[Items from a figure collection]
+===+

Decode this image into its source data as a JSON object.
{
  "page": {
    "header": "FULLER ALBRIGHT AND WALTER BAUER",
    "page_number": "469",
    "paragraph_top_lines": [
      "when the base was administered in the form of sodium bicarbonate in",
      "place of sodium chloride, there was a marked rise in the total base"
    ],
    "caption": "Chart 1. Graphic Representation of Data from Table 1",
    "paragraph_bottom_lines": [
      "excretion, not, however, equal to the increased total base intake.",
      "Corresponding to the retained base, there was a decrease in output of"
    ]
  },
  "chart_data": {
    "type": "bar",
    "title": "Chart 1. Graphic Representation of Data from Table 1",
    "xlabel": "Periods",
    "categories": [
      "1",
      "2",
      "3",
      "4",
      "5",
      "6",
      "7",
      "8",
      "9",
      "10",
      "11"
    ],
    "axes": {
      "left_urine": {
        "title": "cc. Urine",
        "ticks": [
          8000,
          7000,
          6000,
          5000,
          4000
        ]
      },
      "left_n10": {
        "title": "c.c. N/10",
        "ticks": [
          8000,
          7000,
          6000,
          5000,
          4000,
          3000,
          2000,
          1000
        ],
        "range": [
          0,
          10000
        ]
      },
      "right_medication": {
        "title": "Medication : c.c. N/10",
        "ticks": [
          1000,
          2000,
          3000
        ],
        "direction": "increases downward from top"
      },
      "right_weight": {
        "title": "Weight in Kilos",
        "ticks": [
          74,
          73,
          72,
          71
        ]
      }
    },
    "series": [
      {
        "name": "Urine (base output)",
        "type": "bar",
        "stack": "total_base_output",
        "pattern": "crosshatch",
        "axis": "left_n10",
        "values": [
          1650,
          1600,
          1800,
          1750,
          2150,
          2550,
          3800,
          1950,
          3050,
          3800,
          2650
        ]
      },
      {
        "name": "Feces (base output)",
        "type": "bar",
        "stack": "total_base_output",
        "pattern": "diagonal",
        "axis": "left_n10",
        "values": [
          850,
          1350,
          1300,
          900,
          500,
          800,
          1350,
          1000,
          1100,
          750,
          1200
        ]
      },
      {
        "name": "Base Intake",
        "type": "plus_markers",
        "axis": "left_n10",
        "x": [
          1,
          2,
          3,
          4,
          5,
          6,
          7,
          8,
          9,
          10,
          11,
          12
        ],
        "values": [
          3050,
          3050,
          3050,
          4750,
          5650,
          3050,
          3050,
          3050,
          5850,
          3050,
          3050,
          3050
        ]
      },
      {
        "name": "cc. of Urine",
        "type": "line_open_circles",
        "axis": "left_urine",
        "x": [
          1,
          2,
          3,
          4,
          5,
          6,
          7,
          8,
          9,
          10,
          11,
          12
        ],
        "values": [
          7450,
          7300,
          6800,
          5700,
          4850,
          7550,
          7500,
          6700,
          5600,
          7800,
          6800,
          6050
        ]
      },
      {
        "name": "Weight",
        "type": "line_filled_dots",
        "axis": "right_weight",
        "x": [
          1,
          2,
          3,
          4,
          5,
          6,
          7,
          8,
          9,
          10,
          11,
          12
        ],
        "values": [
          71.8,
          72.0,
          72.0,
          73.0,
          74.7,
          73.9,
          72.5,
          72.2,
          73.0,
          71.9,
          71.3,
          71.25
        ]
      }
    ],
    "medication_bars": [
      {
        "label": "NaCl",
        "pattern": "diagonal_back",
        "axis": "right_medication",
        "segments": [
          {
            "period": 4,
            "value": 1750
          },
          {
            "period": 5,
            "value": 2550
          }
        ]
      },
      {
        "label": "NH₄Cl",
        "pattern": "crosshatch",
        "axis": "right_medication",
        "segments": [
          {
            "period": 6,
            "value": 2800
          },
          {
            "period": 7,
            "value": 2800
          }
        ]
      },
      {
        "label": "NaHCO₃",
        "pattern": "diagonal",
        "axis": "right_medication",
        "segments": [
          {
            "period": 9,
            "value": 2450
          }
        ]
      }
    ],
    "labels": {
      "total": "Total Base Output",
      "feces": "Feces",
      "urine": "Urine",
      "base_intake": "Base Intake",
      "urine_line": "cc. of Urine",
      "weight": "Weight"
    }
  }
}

+===+

Job:
Copy out each record, keeping every word as it is.

Expected output:
Decode this image into its source data as a JSON object.
{
  "page": {
    "header": "FULLER ALBRIGHT AND WALTER BAUER",
    "page_number": "469",
    "paragraph_top_lines": [
      "when the base was administered in the form of sodium bicarbonate in",
      "place of sodium chloride, there was a marked rise in the total base"
    ],
    "caption": "Chart 1. Graphic Representation of Data from Table 1",
    "paragraph_bottom_lines": [
      "excretion, not, however, equal to the increased total base intake.",
      "Corresponding to the retained base, there was a decrease in output of"
    ]
  },
  "chart_data": {
    "type": "bar",
    "title": "Chart 1. Graphic Representation of Data from Table 1",
    "xlabel": "Periods",
    "categories": [
      "1",
      "2",
      "3",
      "4",
      "5",
      "6",
      "7",
      "8",
      "9",
      "10",
      "11"
    ],
    "axes": {
      "left_urine": {
        "title": "cc. Urine",
        "ticks": [
          8000,
          7000,
          6000,
          5000,
          4000
        ]
      },
      "left_n10": {
        "title": "c.c. N/10",
        "ticks": [
          8000,
          7000,
          6000,
          5000,
          4000,
          3000,
          2000,
          1000
        ],
        "range": [
          0,
          10000
        ]
      },
      "right_medication": {
        "title": "Medication : c.c. N/10",
        "ticks": [
          1000,
          2000,
          3000
        ],
        "direction": "increases downward from top"
      },
      "right_weight": {
        "title": "Weight in Kilos",
        "ticks": [
          74,
          73,
          72,
          71
        ]
      }
    },
    "series": [
      {
        "name": "Urine (base output)",
        "type": "bar",
        "stack": "total_base_output",
        "pattern": "crosshatch",
        "axis": "left_n10",
        "values": [
          1650,
          1600,
          1800,
          1750,
          2150,
          2550,
          3800,
          1950,
          3050,
          3800,
          2650
        ]
      },
      {
        "name": "Feces (base output)",
        "type": "bar",
        "stack": "total_base_output",
        "pattern": "diagonal",
        "axis": "left_n10",
        "values": [
          850,
          1350,
          1300,
          900,
          500,
          800,
          1350,
          1000,
          1100,
          750,
          1200
        ]
      },
      {
        "name": "Base Intake",
        "type": "plus_markers",
        "axis": "left_n10",
        "x": [
          1,
          2,
          3,
          4,
          5,
          6,
          7,
          8,
          9,
          10,
          11,
          12
        ],
        "values": [
          3050,
          3050,
          3050,
          4750,
          5650,
          3050,
          3050,
          3050,
          5850,
          3050,
          3050,
          3050
        ]
      },
      {
        "name": "cc. of Urine",
        "type": "line_open_circles",
        "axis": "left_urine",
        "x": [
          1,
          2,
          3,
          4,
          5,
          6,
          7,
          8,
          9,
          10,
          11,
          12
        ],
        "values": [
          7450,
          7300,
          6800,
          5700,
          4850,
          7550,
          7500,
          6700,
          5600,
          7800,
          6800,
          6050
        ]
      },
      {
        "name": "Weight",
        "type": "line_filled_dots",
        "axis": "right_weight",
        "x": [
          1,
          2,
          3,
          4,
          5,
          6,
          7,
          8,
          9,
          10,
          11,
          12
        ],
        "values": [
          71.8,
          72.0,
          72.0,
          73.0,
          74.7,
          73.9,
          72.5,
          72.2,
          73.0,
          71.9,
          71.3,
          71.25
        ]
      }
    ],
    "medication_bars": [
      {
        "label": "NaCl",
        "pattern": "diagonal_back",
        "axis": "right_medication",
        "segments": [
          {
            "period": 4,
            "value": 1750
          },
          {
            "period": 5,
            "value": 2550
          }
        ]
      },
      {
        "label": "NH₄Cl",
        "pattern": "crosshatch",
        "axis": "right_medication",
        "segments": [
          {
            "period": 6,
            "value": 2800
          },
          {
            "period": 7,
            "value": 2800
          }
        ]
      },
      {
        "label": "NaHCO₃",
        "pattern": "diagonal",
        "axis": "right_medication",
        "segments": [
          {
            "period": 9,
            "value": 2450
          }
        ]
      }
    ],
    "labels": {
      "total": "Total Base Output",
      "feces": "Feces",
      "urine": "Urine",
      "base_intake": "Base Intake",
      "urine_line": "cc. of Urine",
      "weight": "Weight"
    }
  }
}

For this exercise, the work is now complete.